▶ [Exercise directions]
Take every line from the material that has the word "gran" in it.
#### Extracted records ####
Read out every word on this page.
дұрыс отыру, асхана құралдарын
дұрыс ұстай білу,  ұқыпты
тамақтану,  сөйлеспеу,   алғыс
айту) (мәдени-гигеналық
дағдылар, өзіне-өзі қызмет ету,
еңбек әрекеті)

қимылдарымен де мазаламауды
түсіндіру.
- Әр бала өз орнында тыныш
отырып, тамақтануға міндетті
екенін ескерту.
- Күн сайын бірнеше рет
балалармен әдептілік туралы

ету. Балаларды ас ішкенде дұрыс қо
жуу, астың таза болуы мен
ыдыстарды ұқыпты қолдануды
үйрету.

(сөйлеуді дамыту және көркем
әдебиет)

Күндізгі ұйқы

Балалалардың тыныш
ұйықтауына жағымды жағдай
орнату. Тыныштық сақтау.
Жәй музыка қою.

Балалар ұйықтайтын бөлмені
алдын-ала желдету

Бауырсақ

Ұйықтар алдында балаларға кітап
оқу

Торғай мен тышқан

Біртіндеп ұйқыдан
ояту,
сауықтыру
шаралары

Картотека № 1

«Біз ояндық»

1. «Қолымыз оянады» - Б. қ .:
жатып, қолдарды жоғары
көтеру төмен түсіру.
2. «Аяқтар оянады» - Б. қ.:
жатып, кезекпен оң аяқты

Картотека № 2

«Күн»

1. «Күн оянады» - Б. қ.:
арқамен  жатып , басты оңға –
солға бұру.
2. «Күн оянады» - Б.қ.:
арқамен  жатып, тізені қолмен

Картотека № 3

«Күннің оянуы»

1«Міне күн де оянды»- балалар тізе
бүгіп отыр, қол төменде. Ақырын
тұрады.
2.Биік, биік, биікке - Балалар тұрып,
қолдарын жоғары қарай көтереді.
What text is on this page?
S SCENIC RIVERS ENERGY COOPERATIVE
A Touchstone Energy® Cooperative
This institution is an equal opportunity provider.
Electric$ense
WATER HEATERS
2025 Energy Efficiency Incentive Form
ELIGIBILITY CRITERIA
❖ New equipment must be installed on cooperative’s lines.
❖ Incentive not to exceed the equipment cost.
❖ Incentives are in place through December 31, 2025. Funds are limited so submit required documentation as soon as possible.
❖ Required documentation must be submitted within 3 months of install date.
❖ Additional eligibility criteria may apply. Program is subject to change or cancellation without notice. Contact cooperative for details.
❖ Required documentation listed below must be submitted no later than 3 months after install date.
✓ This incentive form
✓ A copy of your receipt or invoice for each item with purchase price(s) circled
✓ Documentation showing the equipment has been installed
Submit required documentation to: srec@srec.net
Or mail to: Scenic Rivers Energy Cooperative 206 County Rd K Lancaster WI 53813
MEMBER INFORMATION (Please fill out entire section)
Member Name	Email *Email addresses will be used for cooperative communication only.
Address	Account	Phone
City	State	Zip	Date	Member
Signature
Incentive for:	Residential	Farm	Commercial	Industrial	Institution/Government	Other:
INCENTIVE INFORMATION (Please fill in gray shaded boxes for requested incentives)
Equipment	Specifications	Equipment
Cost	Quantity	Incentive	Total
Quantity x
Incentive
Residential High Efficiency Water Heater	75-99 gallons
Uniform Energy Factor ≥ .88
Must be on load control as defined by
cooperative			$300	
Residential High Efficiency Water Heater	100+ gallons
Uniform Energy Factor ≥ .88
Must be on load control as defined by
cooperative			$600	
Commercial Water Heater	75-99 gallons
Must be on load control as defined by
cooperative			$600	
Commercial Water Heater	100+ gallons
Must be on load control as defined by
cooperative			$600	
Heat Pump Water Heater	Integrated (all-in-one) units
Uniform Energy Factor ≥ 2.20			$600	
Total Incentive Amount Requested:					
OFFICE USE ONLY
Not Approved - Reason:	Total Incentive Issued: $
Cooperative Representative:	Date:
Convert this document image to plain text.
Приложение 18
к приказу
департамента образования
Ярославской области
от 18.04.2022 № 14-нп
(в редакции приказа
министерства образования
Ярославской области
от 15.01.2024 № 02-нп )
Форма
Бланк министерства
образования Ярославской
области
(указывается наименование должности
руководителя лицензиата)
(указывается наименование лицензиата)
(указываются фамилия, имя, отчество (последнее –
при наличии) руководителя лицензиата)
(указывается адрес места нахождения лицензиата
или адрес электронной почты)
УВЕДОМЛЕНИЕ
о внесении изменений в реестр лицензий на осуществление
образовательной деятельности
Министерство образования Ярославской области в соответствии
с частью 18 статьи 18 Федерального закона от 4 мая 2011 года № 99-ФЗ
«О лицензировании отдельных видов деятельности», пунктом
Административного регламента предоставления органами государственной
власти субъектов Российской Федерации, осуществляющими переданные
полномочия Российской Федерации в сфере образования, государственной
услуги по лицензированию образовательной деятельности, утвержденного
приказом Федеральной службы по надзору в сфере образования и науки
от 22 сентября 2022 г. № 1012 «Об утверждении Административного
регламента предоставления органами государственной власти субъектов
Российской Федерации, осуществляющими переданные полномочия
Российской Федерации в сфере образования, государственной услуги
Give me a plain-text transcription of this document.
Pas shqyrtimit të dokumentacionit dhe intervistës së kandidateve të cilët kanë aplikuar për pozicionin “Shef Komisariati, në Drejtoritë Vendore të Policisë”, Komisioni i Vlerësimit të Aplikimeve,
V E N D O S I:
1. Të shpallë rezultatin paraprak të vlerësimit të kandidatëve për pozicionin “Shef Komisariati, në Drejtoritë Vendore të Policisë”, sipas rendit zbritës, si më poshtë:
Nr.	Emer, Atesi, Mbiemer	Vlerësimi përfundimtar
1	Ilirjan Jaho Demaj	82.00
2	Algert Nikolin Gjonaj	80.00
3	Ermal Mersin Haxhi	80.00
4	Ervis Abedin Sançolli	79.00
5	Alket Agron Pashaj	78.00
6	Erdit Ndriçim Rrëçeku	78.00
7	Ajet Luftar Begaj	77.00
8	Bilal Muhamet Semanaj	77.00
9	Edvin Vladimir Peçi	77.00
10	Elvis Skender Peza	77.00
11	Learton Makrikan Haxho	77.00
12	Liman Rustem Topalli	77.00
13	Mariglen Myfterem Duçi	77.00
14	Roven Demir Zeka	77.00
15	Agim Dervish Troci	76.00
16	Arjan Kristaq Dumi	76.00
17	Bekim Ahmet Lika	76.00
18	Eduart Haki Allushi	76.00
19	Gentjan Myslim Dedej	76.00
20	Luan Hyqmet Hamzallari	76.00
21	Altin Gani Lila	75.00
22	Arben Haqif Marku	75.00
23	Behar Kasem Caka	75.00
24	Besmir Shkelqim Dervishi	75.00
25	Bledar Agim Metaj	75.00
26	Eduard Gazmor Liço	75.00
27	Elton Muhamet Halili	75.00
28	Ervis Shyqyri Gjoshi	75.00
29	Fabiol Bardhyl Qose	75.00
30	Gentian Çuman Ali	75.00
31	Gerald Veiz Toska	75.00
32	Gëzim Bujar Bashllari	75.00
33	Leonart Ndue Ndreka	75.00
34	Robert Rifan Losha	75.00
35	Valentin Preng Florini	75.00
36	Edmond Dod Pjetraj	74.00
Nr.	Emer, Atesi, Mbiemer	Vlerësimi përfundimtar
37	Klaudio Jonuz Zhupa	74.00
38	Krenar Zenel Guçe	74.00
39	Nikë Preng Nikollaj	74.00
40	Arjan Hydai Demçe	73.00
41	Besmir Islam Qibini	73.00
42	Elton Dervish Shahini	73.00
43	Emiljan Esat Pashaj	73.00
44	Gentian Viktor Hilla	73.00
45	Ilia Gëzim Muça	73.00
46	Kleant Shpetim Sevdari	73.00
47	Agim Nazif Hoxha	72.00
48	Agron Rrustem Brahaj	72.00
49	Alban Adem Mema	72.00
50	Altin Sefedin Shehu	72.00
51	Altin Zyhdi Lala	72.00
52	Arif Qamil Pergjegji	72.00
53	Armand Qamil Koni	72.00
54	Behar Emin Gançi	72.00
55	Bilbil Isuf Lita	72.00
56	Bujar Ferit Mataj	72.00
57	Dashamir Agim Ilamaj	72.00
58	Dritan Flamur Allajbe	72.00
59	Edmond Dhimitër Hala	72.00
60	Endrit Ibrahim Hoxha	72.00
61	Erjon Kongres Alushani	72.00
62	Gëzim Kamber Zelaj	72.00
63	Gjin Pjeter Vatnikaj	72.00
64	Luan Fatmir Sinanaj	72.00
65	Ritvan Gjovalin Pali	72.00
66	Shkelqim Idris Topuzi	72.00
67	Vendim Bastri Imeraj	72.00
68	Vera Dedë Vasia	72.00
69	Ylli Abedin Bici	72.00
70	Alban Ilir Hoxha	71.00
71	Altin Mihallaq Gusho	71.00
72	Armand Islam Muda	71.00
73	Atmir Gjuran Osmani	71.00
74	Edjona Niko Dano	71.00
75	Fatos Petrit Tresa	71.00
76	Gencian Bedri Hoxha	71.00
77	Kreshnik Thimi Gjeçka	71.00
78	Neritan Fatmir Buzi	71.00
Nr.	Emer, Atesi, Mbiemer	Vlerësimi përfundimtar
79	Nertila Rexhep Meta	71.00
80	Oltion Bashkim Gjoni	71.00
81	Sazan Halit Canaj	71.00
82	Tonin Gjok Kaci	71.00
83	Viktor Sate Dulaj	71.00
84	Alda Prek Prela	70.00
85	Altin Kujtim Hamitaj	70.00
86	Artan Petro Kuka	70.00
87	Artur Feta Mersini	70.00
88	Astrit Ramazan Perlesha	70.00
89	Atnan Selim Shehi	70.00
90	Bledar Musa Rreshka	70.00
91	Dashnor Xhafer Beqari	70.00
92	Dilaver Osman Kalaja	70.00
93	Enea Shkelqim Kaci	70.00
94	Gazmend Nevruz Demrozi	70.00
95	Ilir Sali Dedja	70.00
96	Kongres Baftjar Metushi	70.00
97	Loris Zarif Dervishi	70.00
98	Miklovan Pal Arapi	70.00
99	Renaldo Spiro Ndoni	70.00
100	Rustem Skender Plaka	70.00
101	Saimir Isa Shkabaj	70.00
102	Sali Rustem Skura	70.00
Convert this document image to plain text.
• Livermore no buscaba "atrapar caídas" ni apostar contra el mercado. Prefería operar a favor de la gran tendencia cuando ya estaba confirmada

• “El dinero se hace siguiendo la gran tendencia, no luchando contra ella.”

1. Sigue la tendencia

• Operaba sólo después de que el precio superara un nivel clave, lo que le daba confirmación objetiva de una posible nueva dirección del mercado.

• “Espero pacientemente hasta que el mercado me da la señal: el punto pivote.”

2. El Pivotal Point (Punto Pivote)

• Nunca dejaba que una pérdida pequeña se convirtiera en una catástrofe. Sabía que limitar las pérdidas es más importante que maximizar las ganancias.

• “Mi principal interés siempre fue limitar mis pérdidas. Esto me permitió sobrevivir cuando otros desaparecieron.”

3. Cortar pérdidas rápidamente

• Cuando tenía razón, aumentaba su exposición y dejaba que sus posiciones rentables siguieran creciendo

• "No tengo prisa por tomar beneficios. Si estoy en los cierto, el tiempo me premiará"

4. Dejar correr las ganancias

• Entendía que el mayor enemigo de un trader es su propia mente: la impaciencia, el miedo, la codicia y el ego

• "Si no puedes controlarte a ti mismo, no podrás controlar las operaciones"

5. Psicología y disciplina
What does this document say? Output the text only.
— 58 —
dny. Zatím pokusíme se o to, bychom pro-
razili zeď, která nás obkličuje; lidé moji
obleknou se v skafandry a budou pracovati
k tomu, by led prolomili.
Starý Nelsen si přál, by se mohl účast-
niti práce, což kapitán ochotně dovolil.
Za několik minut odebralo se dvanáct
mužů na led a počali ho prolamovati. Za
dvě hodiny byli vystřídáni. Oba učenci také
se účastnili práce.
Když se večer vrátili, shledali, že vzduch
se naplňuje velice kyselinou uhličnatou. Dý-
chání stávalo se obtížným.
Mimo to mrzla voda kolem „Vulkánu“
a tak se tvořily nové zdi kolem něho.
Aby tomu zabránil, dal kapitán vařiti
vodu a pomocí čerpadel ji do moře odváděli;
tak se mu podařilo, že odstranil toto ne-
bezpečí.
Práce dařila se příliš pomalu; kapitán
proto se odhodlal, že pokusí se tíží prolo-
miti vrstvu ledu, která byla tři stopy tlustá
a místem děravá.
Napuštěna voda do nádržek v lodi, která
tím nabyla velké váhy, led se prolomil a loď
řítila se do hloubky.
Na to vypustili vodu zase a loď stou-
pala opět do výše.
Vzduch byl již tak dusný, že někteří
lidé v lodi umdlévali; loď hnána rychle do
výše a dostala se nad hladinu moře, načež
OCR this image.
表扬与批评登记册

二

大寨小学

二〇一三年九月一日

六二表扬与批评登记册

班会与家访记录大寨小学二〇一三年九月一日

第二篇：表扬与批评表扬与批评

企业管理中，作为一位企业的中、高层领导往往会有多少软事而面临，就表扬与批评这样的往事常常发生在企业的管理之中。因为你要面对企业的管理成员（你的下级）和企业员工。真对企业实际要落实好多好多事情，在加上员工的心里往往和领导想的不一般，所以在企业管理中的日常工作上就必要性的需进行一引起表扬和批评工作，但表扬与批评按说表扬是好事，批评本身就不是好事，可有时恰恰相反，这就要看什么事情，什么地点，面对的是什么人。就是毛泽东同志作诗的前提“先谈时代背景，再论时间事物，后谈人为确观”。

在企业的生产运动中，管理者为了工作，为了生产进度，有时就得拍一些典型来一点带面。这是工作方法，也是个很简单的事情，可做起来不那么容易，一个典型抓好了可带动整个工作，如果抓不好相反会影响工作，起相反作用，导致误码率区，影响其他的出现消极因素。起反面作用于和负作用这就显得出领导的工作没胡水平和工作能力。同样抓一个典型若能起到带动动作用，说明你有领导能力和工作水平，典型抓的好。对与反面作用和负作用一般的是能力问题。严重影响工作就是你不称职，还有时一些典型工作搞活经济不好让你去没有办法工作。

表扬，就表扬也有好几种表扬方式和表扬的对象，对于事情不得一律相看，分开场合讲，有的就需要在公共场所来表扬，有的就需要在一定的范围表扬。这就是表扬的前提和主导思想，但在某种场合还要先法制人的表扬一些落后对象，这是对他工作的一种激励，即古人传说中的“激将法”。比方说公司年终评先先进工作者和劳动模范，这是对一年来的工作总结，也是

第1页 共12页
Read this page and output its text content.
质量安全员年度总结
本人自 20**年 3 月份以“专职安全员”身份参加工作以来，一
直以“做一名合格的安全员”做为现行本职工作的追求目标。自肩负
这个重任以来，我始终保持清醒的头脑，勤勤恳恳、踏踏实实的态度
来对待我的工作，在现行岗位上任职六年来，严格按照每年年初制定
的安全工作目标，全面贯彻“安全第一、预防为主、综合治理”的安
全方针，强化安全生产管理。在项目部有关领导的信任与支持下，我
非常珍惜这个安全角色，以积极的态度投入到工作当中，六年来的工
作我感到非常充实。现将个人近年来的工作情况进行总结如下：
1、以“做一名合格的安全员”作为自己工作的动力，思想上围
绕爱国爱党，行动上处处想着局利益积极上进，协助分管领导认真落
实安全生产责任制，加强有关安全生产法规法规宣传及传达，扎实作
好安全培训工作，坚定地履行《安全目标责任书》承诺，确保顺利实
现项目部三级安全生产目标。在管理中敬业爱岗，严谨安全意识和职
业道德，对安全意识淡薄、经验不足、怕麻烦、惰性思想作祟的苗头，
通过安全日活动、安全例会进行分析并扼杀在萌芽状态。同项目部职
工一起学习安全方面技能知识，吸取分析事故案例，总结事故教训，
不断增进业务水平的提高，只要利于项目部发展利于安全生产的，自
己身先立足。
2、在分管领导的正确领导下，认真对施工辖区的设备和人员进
####
▶ [Answer in full]
• Livermore no buscaba "atrapar caídas" ni apostar contra el mercado. Prefería operar a favor de la gran tendencia cuando ya estaba confirmada
• “El dinero se hace siguiendo la gran tendencia, no luchando contra ella.”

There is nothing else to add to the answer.